--- Input records ---

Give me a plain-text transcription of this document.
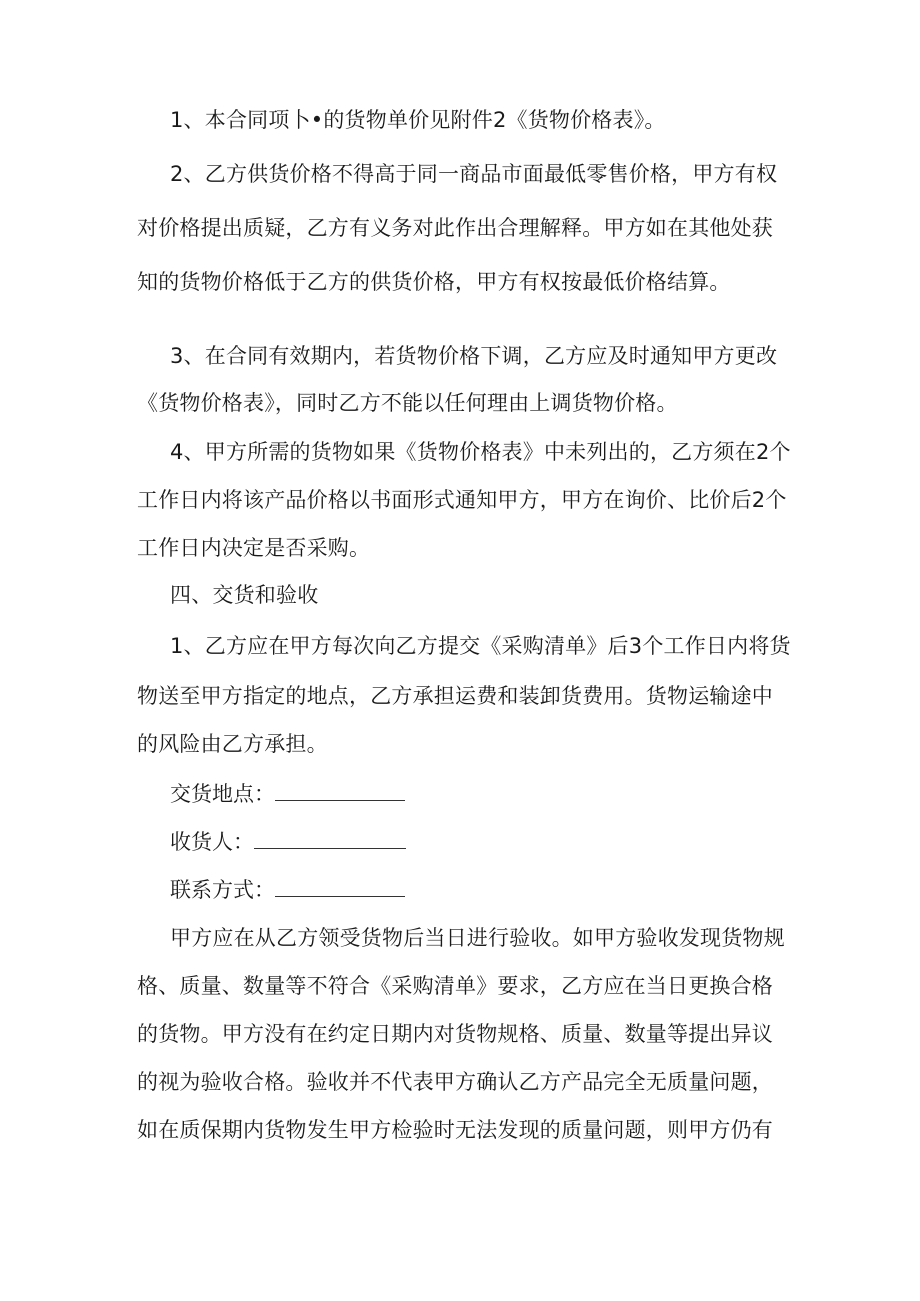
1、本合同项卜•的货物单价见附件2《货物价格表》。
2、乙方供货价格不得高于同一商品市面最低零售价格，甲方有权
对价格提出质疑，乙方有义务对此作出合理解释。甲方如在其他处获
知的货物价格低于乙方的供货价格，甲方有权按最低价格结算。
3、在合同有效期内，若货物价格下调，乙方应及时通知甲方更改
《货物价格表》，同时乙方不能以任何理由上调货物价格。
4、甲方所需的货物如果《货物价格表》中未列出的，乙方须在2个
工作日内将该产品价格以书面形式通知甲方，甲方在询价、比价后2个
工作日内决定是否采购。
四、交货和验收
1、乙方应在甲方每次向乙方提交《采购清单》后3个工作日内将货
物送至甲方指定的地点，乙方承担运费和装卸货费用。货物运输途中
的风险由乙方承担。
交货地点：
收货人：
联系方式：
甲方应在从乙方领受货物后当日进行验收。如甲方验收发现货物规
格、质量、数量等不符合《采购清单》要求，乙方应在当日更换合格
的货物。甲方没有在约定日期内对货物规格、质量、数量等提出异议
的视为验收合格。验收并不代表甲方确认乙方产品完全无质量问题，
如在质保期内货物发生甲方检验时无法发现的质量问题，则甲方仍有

---
--- Input records ---

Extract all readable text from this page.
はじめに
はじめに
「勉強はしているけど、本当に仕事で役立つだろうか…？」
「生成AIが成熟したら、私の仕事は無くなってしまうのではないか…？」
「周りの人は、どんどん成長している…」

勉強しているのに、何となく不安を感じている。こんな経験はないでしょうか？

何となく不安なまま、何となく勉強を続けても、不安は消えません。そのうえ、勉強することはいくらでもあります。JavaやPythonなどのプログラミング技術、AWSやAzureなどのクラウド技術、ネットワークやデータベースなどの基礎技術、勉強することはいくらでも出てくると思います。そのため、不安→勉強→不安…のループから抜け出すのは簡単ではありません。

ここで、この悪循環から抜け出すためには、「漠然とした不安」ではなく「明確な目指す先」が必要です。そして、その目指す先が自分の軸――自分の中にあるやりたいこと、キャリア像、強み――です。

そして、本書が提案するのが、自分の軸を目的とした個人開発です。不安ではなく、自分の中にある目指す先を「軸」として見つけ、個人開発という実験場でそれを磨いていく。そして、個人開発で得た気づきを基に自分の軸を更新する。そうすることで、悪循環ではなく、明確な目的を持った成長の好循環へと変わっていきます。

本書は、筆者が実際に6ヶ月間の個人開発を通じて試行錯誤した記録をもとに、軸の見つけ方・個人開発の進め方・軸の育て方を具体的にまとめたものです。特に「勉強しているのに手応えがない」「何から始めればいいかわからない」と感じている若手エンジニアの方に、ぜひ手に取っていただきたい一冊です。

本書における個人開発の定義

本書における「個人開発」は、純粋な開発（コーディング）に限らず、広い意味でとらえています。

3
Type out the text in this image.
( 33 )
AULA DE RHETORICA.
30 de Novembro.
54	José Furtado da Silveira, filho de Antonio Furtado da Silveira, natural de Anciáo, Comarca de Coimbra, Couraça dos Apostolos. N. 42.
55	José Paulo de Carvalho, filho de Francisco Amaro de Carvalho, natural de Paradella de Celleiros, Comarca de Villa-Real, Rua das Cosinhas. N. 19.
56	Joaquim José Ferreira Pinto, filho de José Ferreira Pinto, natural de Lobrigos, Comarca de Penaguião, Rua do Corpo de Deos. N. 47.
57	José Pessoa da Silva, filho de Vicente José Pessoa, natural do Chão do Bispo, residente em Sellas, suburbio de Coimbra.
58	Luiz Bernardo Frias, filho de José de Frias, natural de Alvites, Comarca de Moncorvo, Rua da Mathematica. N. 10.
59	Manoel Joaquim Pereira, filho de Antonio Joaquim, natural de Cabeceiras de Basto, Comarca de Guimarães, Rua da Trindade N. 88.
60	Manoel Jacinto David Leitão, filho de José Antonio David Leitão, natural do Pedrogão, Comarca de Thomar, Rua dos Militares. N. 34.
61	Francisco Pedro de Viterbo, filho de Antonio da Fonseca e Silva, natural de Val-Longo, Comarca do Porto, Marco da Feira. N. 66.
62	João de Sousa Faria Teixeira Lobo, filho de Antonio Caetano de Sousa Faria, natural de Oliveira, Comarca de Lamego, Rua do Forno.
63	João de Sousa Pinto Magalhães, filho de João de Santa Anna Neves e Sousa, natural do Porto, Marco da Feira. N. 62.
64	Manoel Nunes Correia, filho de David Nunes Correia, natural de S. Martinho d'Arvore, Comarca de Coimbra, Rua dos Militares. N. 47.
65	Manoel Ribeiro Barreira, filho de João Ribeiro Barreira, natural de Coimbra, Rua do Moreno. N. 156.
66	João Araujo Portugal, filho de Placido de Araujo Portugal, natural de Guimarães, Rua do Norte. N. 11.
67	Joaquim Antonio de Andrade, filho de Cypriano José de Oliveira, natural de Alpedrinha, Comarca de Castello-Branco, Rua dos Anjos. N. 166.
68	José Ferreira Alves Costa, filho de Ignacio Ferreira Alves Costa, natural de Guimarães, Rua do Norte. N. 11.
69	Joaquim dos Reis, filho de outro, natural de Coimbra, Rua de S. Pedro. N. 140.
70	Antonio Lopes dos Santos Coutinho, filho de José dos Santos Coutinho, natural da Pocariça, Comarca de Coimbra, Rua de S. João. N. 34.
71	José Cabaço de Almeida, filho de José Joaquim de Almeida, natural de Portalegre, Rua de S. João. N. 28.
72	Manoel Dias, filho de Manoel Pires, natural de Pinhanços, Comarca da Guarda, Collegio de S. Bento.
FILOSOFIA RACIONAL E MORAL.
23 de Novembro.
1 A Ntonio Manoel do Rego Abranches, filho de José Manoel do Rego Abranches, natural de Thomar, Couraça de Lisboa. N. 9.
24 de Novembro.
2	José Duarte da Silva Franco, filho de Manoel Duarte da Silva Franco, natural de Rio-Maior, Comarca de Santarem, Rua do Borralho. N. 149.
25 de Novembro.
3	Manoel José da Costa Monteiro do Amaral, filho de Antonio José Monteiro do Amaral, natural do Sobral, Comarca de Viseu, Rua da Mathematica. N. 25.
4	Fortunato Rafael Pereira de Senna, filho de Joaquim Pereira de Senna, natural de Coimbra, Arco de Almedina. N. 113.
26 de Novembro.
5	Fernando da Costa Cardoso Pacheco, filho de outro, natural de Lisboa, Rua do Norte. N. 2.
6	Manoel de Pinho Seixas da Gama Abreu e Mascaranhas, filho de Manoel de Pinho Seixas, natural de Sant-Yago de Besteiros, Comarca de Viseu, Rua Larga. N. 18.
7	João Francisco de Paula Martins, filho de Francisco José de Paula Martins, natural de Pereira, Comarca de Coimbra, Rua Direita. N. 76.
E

---
--- Input records ---

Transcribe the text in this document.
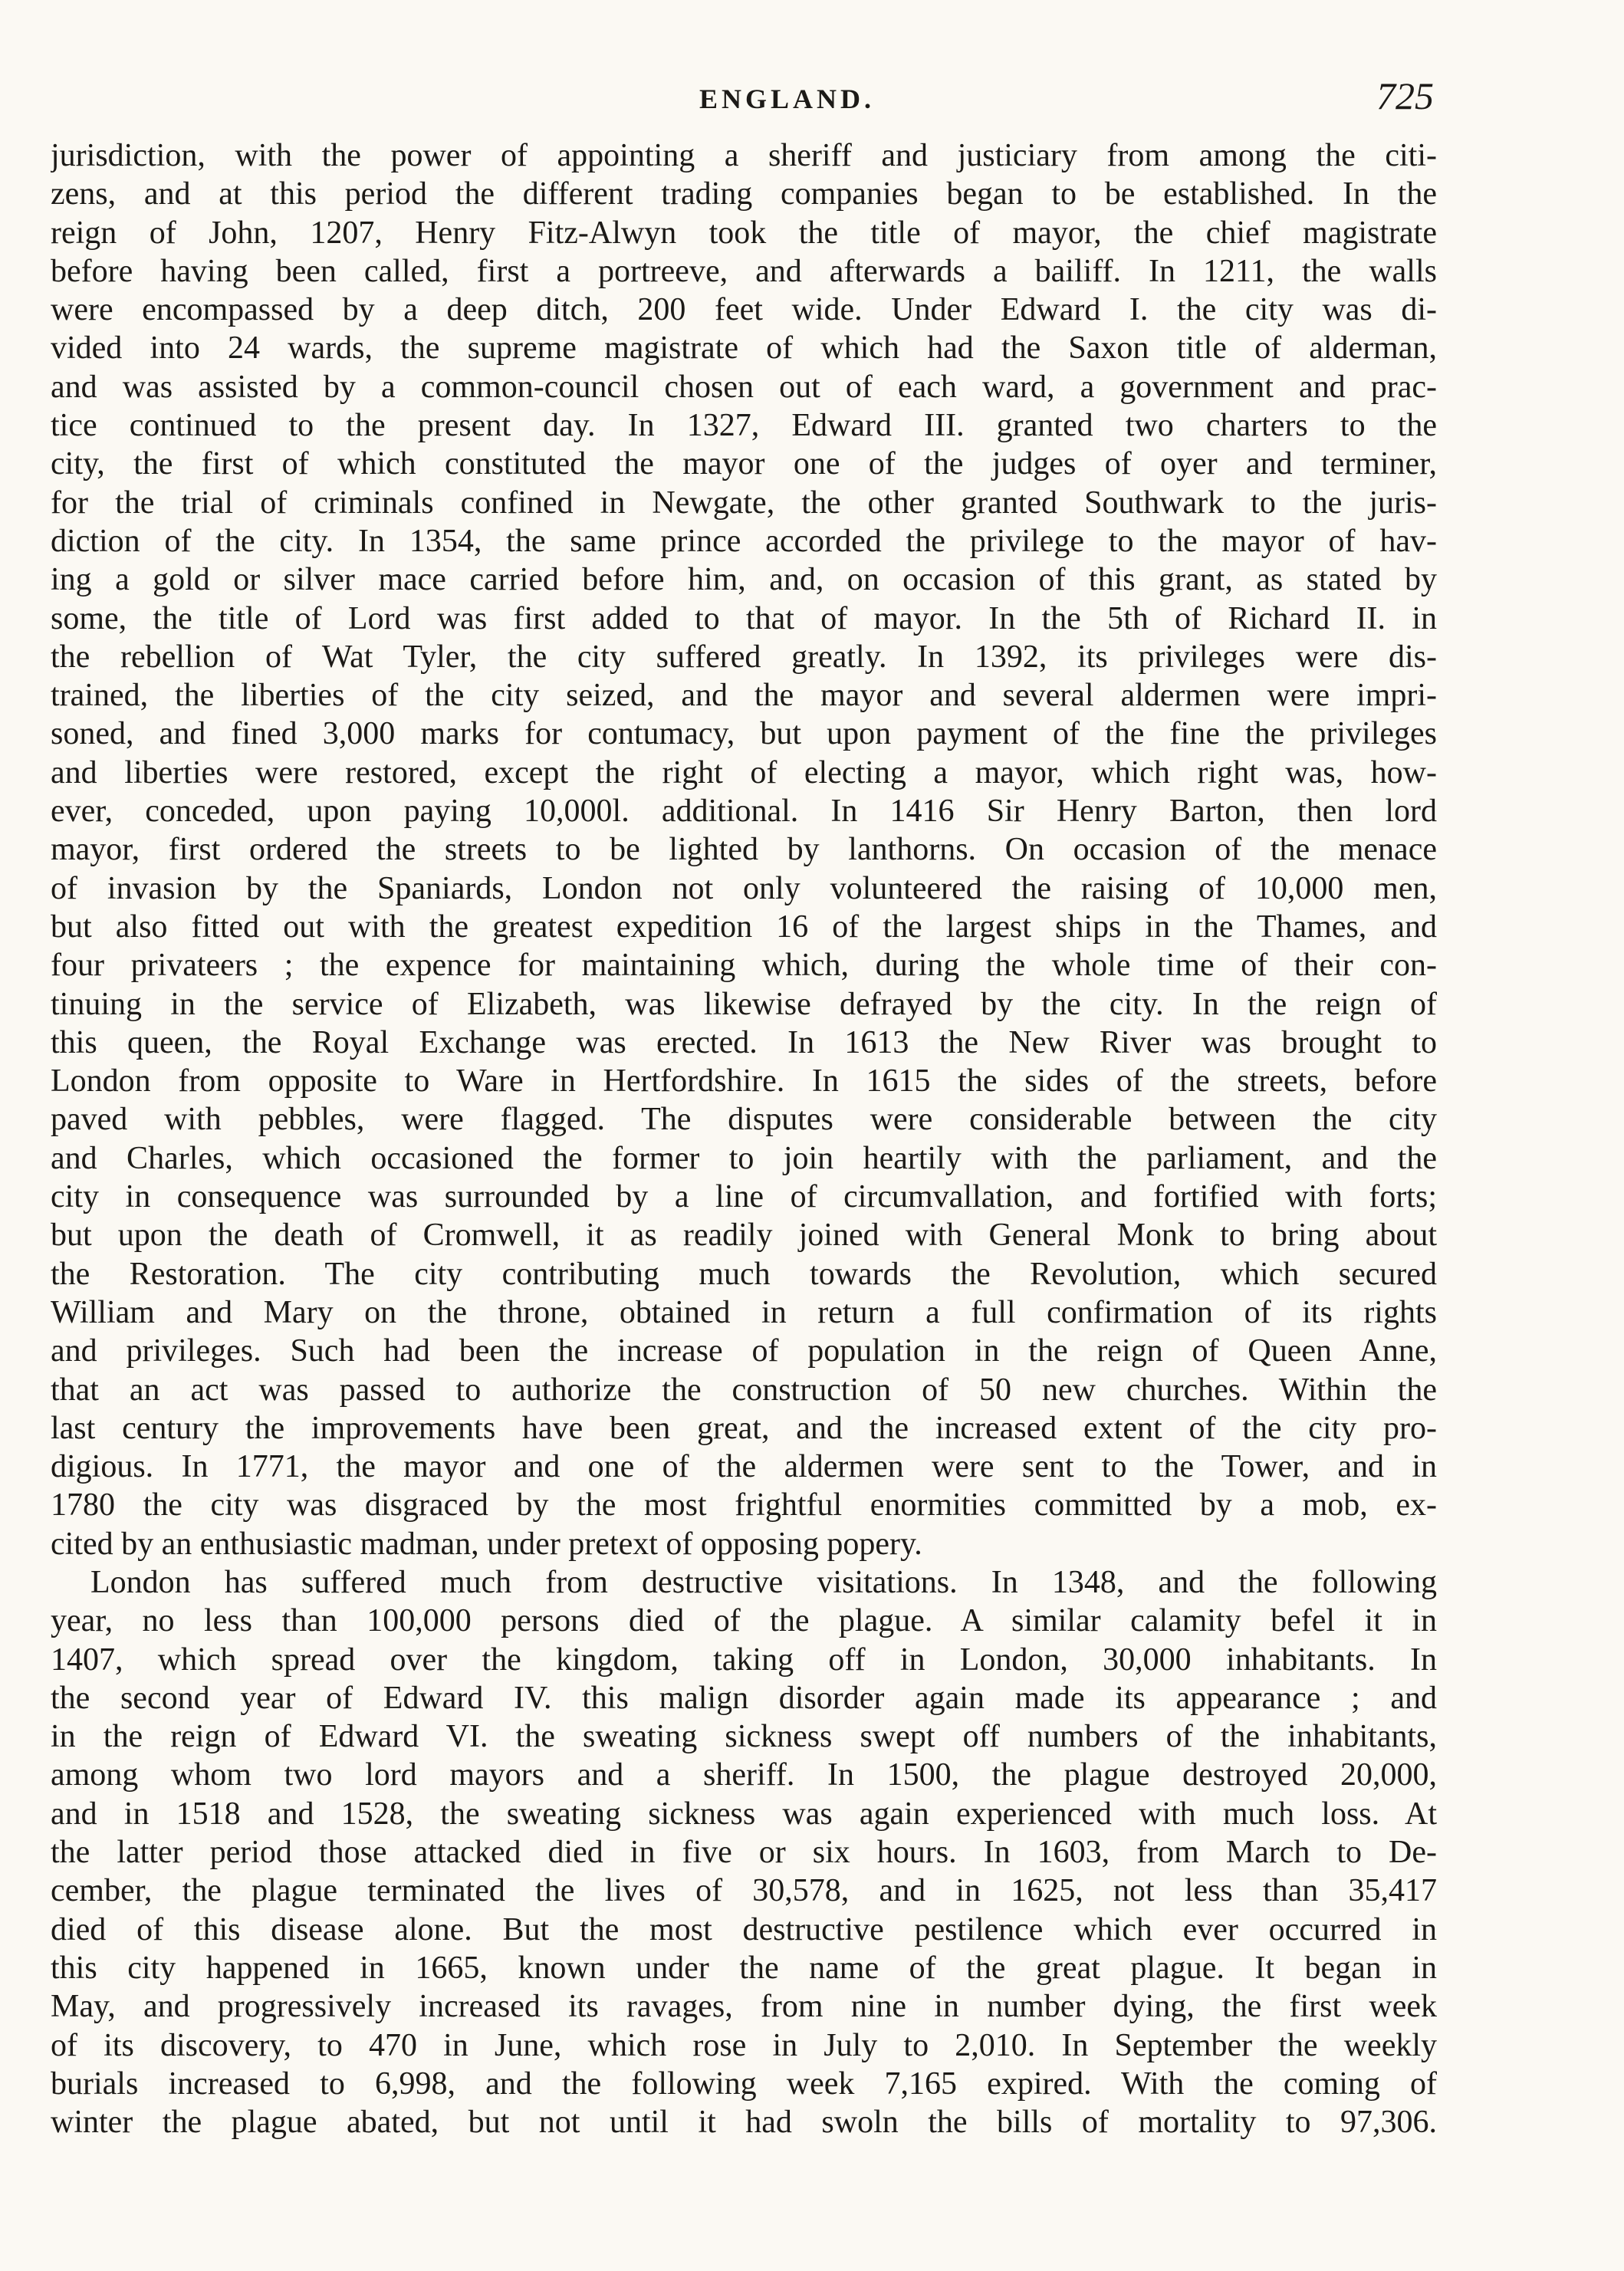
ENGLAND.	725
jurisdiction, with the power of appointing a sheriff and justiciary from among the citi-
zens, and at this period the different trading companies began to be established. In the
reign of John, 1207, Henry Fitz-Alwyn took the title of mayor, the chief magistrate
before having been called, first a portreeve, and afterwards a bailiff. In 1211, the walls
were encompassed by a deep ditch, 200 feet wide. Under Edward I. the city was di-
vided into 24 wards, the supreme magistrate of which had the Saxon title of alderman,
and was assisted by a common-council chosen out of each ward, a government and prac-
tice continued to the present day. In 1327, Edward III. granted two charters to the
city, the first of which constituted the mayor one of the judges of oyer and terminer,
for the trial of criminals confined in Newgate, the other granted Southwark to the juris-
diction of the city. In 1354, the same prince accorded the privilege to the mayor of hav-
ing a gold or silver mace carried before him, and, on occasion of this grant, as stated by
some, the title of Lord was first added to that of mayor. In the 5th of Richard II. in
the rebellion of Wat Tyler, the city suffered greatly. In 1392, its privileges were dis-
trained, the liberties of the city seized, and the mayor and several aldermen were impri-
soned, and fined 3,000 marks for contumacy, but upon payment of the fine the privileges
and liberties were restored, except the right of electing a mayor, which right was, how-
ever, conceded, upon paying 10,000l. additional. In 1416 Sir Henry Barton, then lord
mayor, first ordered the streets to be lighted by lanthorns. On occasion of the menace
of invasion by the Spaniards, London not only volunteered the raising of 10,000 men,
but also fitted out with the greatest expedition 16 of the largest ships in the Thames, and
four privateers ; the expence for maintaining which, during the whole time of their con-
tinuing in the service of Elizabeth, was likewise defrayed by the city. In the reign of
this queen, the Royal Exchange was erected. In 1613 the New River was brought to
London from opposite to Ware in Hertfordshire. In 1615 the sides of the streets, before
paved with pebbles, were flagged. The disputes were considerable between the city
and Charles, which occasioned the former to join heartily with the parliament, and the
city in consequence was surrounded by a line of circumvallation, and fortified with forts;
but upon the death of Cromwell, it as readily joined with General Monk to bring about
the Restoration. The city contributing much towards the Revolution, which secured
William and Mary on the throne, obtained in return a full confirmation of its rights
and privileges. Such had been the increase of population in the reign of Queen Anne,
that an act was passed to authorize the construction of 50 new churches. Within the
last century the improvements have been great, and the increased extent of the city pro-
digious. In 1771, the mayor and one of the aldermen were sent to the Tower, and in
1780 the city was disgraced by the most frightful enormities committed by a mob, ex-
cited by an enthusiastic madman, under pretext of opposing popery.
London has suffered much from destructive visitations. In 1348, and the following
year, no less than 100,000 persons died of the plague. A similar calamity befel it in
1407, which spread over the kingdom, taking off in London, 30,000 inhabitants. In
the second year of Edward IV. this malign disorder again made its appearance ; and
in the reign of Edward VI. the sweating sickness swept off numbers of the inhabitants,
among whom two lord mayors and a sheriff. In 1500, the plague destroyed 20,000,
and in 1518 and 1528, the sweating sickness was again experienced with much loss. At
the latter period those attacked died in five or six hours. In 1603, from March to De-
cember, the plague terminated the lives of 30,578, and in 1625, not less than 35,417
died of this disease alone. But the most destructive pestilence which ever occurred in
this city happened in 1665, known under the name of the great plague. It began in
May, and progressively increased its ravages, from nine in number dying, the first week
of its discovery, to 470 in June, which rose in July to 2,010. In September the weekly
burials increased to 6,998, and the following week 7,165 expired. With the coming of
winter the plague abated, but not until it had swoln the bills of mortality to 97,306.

---

- [What is being asked]: What is the number of lines that contain "Couraça"? Reply with that number alone.

- [Completed exercise]: 2